• [Stored data]:

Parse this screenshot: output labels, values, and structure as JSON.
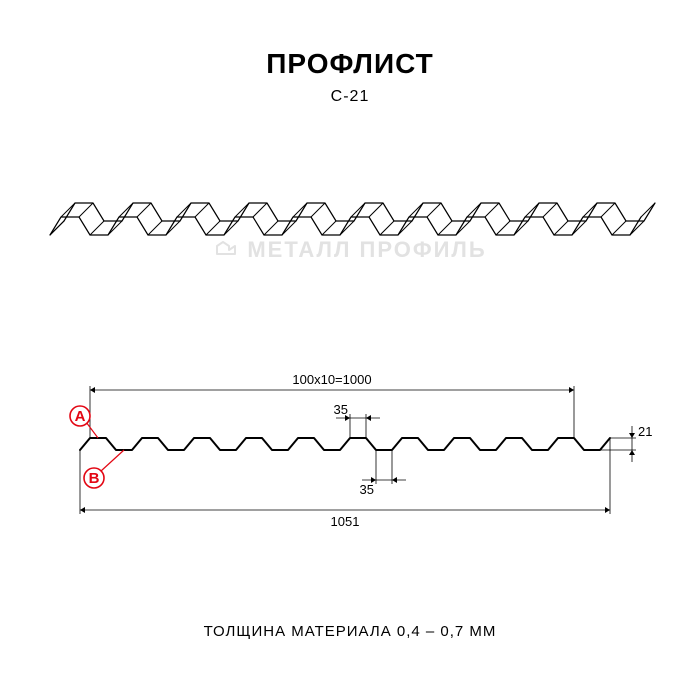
{
  "title": "ПРОФЛИСТ",
  "subtitle": "С-21",
  "watermark": "МЕТАЛЛ ПРОФИЛЬ",
  "footer": "ТОЛЩИНА МАТЕРИАЛА 0,4 – 0,7 ММ",
  "iso": {
    "waves": 10,
    "stroke": "#000000",
    "stroke_width": 1.2,
    "depth_dx": 14,
    "depth_dy": -14,
    "amplitude": 18,
    "period": 58,
    "top_flat": 18,
    "bot_flat": 18,
    "slope": 11
  },
  "section": {
    "waves": 10,
    "stroke": "#000000",
    "stroke_width": 2,
    "thin_width": 0.8,
    "amplitude": 12,
    "period": 52,
    "top_flat": 16,
    "bot_flat": 16,
    "slope": 10,
    "dim_top": "100х10=1000",
    "dim_bottom": "1051",
    "dim_35a": "35",
    "dim_35b": "35",
    "dim_21": "21",
    "marker_a": "A",
    "marker_b": "B",
    "marker_color": "#e30613",
    "dim_color": "#000000"
  }
}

• [Objective]:
The records above must be printed exactly; the pictures stay out.

• [Complete output]:
Parse this screenshot: output labels, values, and structure as JSON.
{
  "title": "ПРОФЛИСТ",
  "subtitle": "С-21",
  "watermark": "МЕТАЛЛ ПРОФИЛЬ",
  "footer": "ТОЛЩИНА МАТЕРИАЛА 0,4 – 0,7 ММ",
  "iso": {
    "waves": 10,
    "stroke": "#000000",
    "stroke_width": 1.2,
    "depth_dx": 14,
    "depth_dy": -14,
    "amplitude": 18,
    "period": 58,
    "top_flat": 18,
    "bot_flat": 18,
    "slope": 11
  },
  "section": {
    "waves": 10,
    "stroke": "#000000",
    "stroke_width": 2,
    "thin_width": 0.8,
    "amplitude": 12,
    "period": 52,
    "top_flat": 16,
    "bot_flat": 16,
    "slope": 10,
    "dim_top": "100х10=1000",
    "dim_bottom": "1051",
    "dim_35a": "35",
    "dim_35b": "35",
    "dim_21": "21",
    "marker_a": "A",
    "marker_b": "B",
    "marker_color": "#e30613",
    "dim_color": "#000000"
  }
}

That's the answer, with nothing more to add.